++++ Passage for review

An analysis of the human and mouse 3' region revealed similar
enrichment for interspersed repeats and a lack of overall homology (Fig. 5d,e). Three regions of homology, reported previously for the
mouse/human Tsix region (Lee et al. 1999
), correspond to the mouse Xist intron 7 and exon 8 (region 1) and to various
interspersed elements (LTR, MaLR, simple repeat; regions 2 and 3). The
mouse Tsix promoter is situated approximately 2 kb downstream
(relative to Xist gene) from the third homology region and
coincides with the position of a CpG island (Fig. 5d). Mouse regions 2 and 3 map within a 3-kb fragment, whereas homologous human regions
lie 17 kb apart and are separated by the invasion of several LTR
elements. Another three regions of relatively high human:mouse homology (57%-73%) were revealed further downstream from the
Xist/XIST gene. These regions are homologous to the mouse
Tsx gene, situated 35 kb 3' from the end of Xist exon
8 (Simmler et al. 1996
). We identify homology for mouse Tsx
exons 3-6 and adjacent intronic sequences but find that the human gene
is split by the insertion of several LINE elements (Fig. 5e).
Xist Tandem Repeats
Previously it has been hypothesized that Xist-specific
tandem repeats might be involved in X inactivation because they could bind regulatory molecules in a highly cooperative manner and they are
well conserved between human and mouse (Brockdorff et al. 1992
; Brown
et al. 1992
). All five types of repeats reported previously in mouse
and human are present in vole Xist (Fig.
6a,e). The most conserved are the 5'
repeats (A) and C-rich repeats (B). The core regions of the 5'repeats
are almost identical between vole species, and there are just a few
nucleotide transpositions between vole and mouse. Spacers between the
core repeats are generally not conserved, but have a high AT content in
all species. Repeat B is found in approximately the same copy number in
voles and mouse, and it is about two-thirds of the length in human
(Fig. 6e). It is possible that the size of the human B repeat was
initially the same, but was split by an insertion, because 12 copies of a similar repeat (Bh) were identified 700 bp upstream of the
main repeat. Repeat C is amplified to 14 copies in mouse Xist
and is found in a truncated state in both human and vole.

++++++++
++++ Entries provided

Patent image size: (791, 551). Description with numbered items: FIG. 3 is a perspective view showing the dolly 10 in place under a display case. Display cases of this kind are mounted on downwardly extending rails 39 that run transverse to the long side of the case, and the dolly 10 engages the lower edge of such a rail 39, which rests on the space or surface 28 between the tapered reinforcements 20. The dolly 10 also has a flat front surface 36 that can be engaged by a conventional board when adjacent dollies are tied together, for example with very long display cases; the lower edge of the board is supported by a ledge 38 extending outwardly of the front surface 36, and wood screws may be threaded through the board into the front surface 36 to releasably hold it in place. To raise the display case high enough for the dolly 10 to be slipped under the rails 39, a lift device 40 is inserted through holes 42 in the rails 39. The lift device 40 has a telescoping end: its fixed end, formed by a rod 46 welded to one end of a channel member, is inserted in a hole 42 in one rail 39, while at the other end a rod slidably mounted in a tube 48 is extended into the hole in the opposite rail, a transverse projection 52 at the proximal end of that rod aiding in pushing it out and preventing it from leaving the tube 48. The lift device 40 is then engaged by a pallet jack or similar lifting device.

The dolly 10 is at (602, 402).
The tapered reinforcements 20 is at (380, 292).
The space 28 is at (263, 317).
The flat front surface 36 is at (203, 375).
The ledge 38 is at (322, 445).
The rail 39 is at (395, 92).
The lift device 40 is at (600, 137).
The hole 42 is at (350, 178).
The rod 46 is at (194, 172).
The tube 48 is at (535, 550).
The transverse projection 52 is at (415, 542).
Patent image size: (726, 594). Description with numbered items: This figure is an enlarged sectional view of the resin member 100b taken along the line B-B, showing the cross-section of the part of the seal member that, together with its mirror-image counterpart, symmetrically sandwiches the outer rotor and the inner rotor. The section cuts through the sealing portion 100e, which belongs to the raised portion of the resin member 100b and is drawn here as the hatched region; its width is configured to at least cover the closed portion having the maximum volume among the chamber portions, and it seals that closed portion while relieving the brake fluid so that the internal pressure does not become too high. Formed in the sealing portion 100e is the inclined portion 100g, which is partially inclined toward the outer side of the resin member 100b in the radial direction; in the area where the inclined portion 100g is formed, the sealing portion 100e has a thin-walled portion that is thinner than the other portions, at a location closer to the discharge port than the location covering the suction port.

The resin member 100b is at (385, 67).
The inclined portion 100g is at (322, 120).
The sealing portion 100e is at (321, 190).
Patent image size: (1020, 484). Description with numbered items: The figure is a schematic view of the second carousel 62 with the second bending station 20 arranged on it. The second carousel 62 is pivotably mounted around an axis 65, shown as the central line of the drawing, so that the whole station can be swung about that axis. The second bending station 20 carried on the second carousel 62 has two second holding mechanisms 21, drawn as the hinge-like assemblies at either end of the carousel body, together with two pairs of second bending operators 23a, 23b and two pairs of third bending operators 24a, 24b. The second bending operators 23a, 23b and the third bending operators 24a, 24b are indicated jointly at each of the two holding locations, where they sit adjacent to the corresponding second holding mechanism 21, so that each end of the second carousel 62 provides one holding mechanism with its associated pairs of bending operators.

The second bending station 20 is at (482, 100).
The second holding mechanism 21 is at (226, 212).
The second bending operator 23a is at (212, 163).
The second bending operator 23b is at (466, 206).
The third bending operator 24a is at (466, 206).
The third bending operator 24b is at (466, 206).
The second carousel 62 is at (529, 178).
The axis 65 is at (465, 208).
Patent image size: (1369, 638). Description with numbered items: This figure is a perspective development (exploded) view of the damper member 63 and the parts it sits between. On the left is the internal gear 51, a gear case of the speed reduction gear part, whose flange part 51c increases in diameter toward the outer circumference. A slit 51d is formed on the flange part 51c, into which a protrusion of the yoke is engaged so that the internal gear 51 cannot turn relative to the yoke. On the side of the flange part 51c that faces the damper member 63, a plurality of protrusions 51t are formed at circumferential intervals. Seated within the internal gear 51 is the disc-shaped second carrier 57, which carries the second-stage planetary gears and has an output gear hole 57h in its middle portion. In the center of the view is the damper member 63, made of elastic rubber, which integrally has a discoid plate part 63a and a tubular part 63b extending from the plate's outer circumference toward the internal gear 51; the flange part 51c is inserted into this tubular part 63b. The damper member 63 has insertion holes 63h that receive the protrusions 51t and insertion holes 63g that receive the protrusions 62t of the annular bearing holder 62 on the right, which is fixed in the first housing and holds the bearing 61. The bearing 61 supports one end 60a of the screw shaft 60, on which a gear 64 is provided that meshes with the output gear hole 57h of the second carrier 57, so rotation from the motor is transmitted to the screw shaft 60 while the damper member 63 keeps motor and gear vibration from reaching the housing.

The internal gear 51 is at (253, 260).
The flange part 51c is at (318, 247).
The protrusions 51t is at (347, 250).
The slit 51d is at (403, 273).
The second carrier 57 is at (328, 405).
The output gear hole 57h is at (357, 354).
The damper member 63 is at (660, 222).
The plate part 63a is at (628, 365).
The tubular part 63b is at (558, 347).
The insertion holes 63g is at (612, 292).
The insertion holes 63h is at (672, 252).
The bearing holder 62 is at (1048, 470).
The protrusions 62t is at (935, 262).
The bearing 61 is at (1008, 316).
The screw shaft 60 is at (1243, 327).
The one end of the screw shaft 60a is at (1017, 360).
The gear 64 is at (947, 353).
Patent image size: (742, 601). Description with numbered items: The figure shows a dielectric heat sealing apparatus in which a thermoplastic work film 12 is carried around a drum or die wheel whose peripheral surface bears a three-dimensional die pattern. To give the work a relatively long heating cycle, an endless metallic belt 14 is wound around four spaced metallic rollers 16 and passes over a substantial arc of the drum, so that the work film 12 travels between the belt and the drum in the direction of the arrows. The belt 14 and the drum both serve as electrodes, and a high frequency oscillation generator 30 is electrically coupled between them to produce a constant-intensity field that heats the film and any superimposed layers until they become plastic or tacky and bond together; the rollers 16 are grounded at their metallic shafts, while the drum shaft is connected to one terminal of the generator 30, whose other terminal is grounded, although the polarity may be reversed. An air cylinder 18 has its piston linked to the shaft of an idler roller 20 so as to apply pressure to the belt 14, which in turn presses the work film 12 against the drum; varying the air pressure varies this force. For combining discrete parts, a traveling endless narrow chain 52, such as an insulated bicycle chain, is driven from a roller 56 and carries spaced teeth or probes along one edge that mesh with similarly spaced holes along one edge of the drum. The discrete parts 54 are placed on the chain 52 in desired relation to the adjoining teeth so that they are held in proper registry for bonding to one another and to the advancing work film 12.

++++++++

What you need to do:
a – According to the Xist passage, how far upstream of the main B repeat were the 12 copies of the similar Bh repeat identified in human?
b – Pick up the Xist passage after its last sentence and carry it forward.

Answers for this exercise:
a – They were identified 700 bp upstream of the main repeat.

b –
|
Repeat D is the most complex of the Xist repeats. Originally
it was found in eight copies in human XIST, and a single
reduced copy was described for the mouse homolog (Brown et al. 1992
). Using the Tandem Repeat Finder program and
LALIGN software from the FASTA package, we
have not found any complete copies of this repeat in vole Xist
(Huang and Miller 1991
, Benson 1999
). However, five variously truncated
copies of repeat D were identified in the homologous Xist
region, which we named D core. Another four truncated copies were found
in a region surrounding D core, making up the total number of D repeats in the region to nine (Fig. 6b,c,e). We used the same software to
search for truncated versions of D repeat in mouse and human Xist/XIST. Five copies were identified in the D core region
and another five in surrounding sequences of mouse Xist.
Eighteen truncated copies of D repeat were found in the human
XIST region adjacent to D core region in addition to the eight
copies reported previously (Fig. 6b,c,e).
Repeat E has the highest variability and is amplified to a different degree in vole, mouse, and human. Three components could be distinguished in the region: E1, a tandem repeat of a low complexity CT-rich motif, varying in length between monomers and between species; E2, a sequence particular to each species, containing fragments of E1 monomers without any obvious regularity; and E3, an imperfect simple TG repeat, which also embodies fragments of E1 monomer. The major variability of repeat E between species is accounted for by the E1 component.
A search for repetitive elements in vole Xist allowed the
identification of another repeat region (F) situated between 5' (A) and
C-rich (B) repeats. Five complete copies with the consensus AGTCTTGGC GGGCTTT were found in M. kirgisorum, M. rossiaemeridionalis, and M. transcaspicus; four copies
were found in M. arvalis. A slightly truncated version of this
repeat was found in two copies both in mouse and human (Fig. 6d). This
repeat is located at the start site of the mouse major somatic promoter
P2 and contains a binding site (T/C)TT(C/G)(G/C)CG(C/G) for
cell cycle factor E2F (Campanero et al. 2000
) and, thus, potentially
could be involved in Xist regulation.
| |
DISCUSSION |
|---|
|
|
|---|
We have cloned and sequenced the Xist gene in four species
of common vole. Our analysis shows that vole Xist RNA consists of eight exons and has a gene structure that is similar to the mouse.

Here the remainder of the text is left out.